Exercise details: Leave out the pictures and copy the remaining records exactly.

Stored entries:
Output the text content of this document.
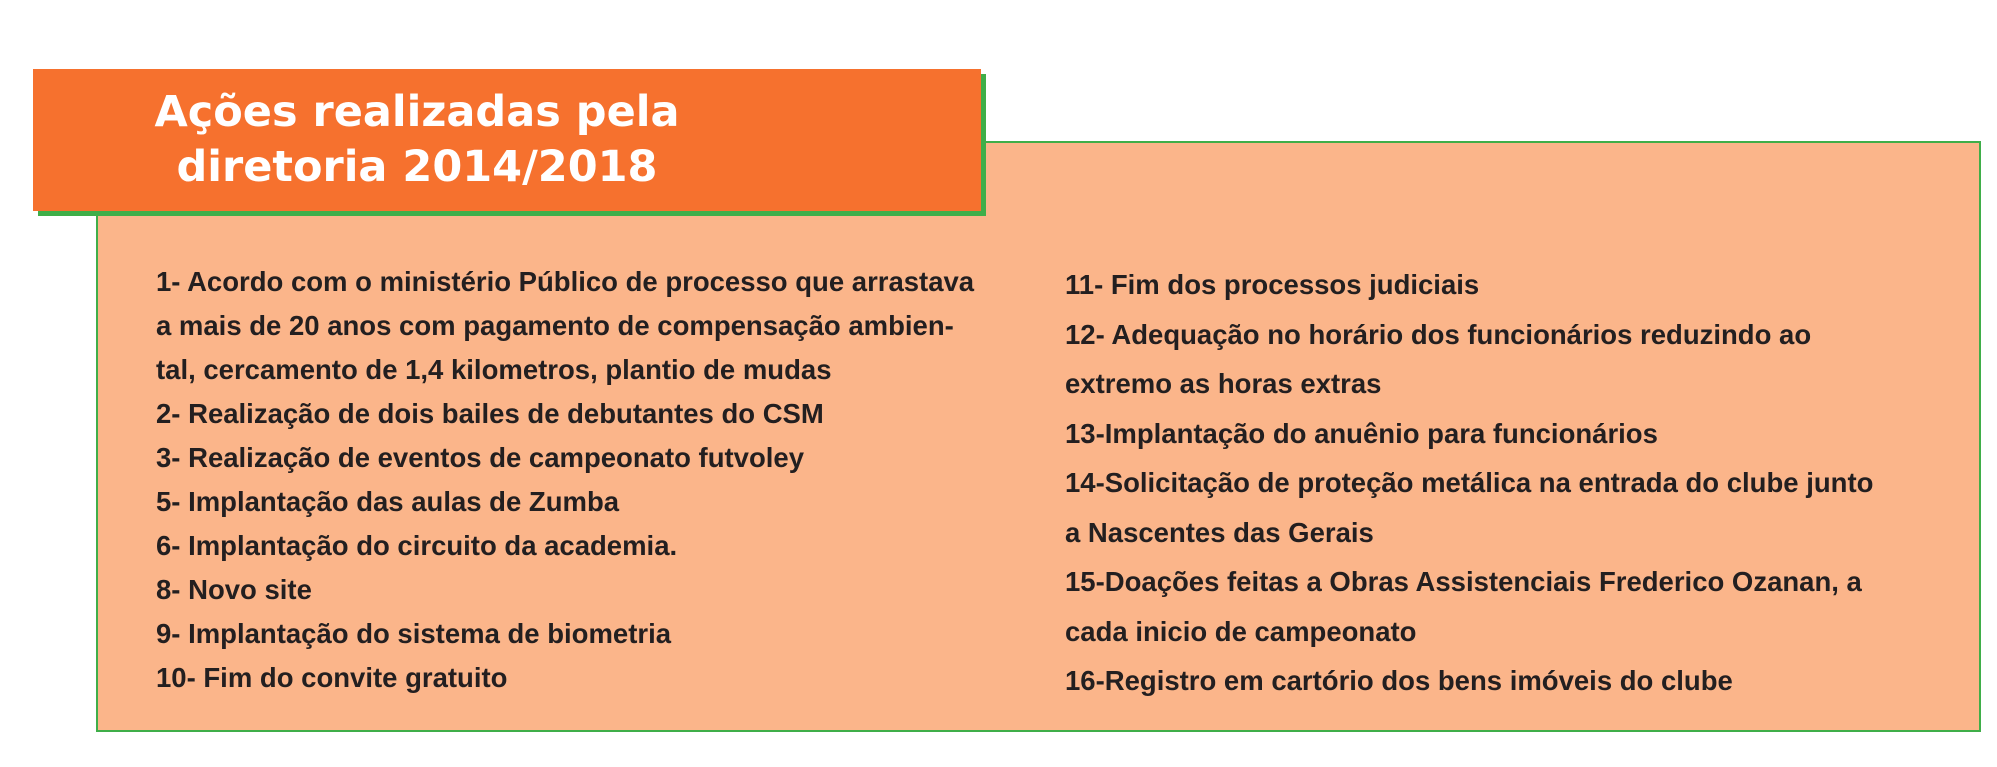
Ações realizadas pela
diretoria 2014/2018
1- Acordo com o ministério Público de processo que arrastava
a mais de 20 anos com pagamento de compensação ambien-
tal, cercamento de 1,4 kilometros, plantio de mudas
2- Realização de dois bailes de debutantes do CSM
3- Realização de eventos de campeonato futvoley
5- Implantação das aulas de Zumba
6- Implantação do circuito da academia.
8- Novo site
9- Implantação do sistema de biometria
10- Fim do convite gratuito
11- Fim dos processos judiciais
12- Adequação no horário dos funcionários reduzindo ao
extremo as horas extras
13-Implantação do anuênio para funcionários
14-Solicitação de proteção metálica na entrada do clube junto
a Nascentes das Gerais
15-Doações feitas a Obras Assistenciais Frederico Ozanan, a
cada inicio de campeonato
16-Registro em cartório dos bens imóveis do clube
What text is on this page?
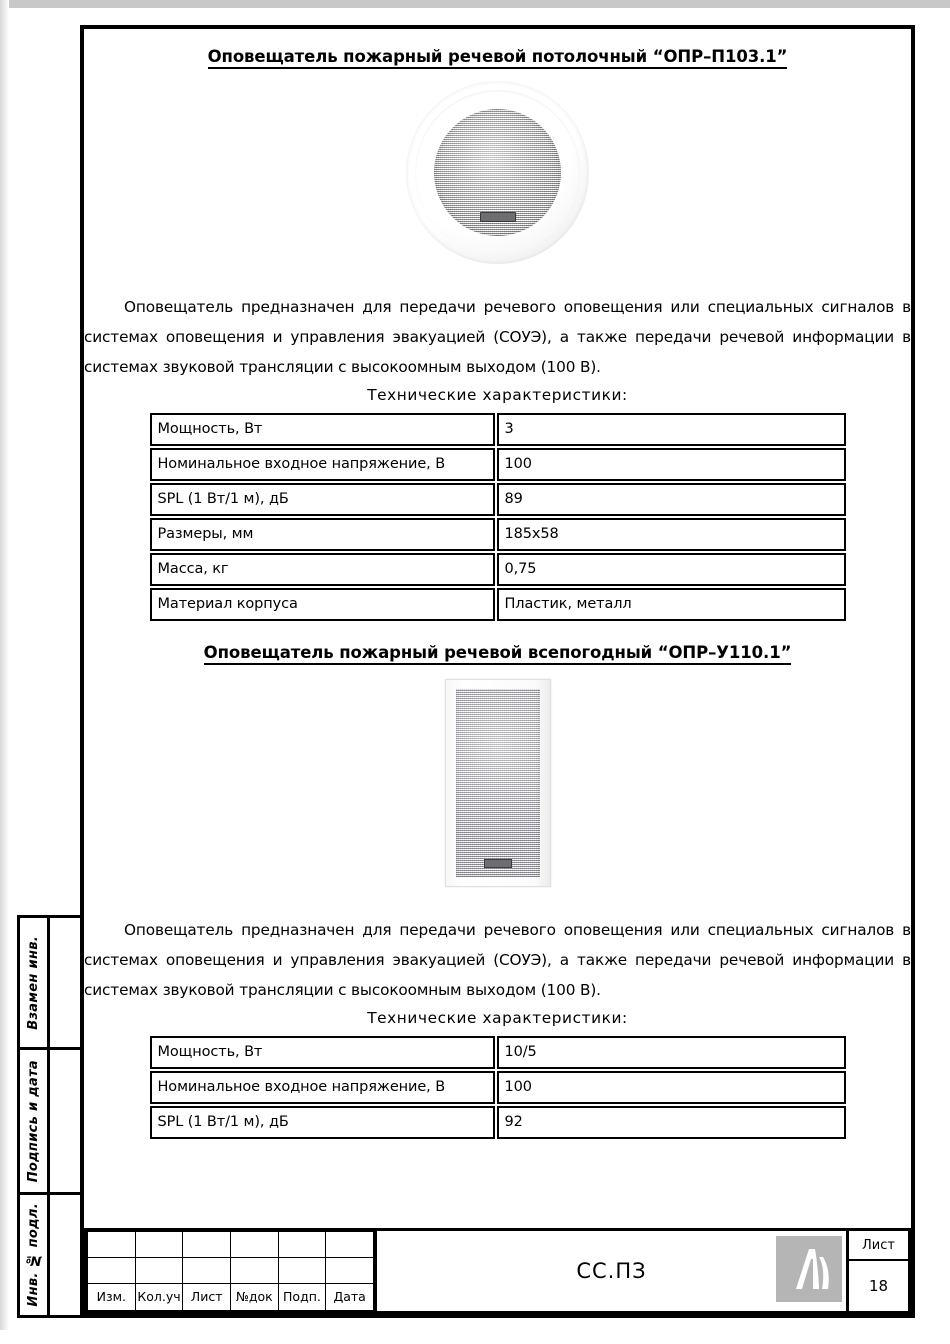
Взамен инв.
Подпись и дата
Инв. № подл.
Оповещатель пожарный речевой потолочный “ОПР–П103.1”
Оповещатель предназначен для передачи речевого оповещения или специальных сигналов в системах оповещения и управления эвакуацией (СОУЭ), а также передачи речевой информации в системах звуковой трансляции с высокоомным выходом (100 В).
Технические характеристики:
Мощность, Вт	3
Номинальное входное напряжение, В	100
SPL (1 Вт/1 м), дБ	89
Размеры, мм	185x58
Масса, кг	0,75
Материал корпуса	Пластик, металл
Оповещатель пожарный речевой всепогодный “ОПР–У110.1”
Оповещатель предназначен для передачи речевого оповещения или специальных сигналов в системах оповещения и управления эвакуацией (СОУЭ), а также передачи речевой информации в системах звуковой трансляции с высокоомным выходом (100 В).
Технические характеристики:
Мощность, Вт	10/5
Номинальное входное напряжение, В	100
SPL (1 Вт/1 м), дБ	92

Изм.	Кол.уч	Лист	№док	Подп.	Дата
СС.ПЗ
Лист
18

Response to the task:
Output the text content of this document.
Ações realizadas pela
diretoria 2014/2018
1- Acordo com o ministério Público de processo que arrastava
a mais de 20 anos com pagamento de compensação ambien-
tal, cercamento de 1,4 kilometros, plantio de mudas
2- Realização de dois bailes de debutantes do CSM
3- Realização de eventos de campeonato futvoley
5- Implantação das aulas de Zumba
6- Implantação do circuito da academia.
8- Novo site
9- Implantação do sistema de biometria
10- Fim do convite gratuito
11- Fim dos processos judiciais
12- Adequação no horário dos funcionários reduzindo ao
extremo as horas extras
13-Implantação do anuênio para funcionários
14-Solicitação de proteção metálica na entrada do clube junto
a Nascentes das Gerais
15-Doações feitas a Obras Assistenciais Frederico Ozanan, a
cada inicio de campeonato
16-Registro em cartório dos bens imóveis do clube
What text is on this page?
Взамен инв.
Подпись и дата
Инв. № подл.
Оповещатель пожарный речевой потолочный “ОПР–П103.1”
Оповещатель предназначен для передачи речевого оповещения или специальных сигналов в системах оповещения и управления эвакуацией (СОУЭ), а также передачи речевой информации в системах звуковой трансляции с высокоомным выходом (100 В).
Технические характеристики:
Мощность, Вт	3
Номинальное входное напряжение, В	100
SPL (1 Вт/1 м), дБ	89
Размеры, мм	185x58
Масса, кг	0,75
Материал корпуса	Пластик, металл
Оповещатель пожарный речевой всепогодный “ОПР–У110.1”
Оповещатель предназначен для передачи речевого оповещения или специальных сигналов в системах оповещения и управления эвакуацией (СОУЭ), а также передачи речевой информации в системах звуковой трансляции с высокоомным выходом (100 В).
Технические характеристики:
Мощность, Вт	10/5
Номинальное входное напряжение, В	100
SPL (1 Вт/1 м), дБ	92

Изм.	Кол.уч	Лист	№док	Подп.	Дата
СС.ПЗ
Лист
18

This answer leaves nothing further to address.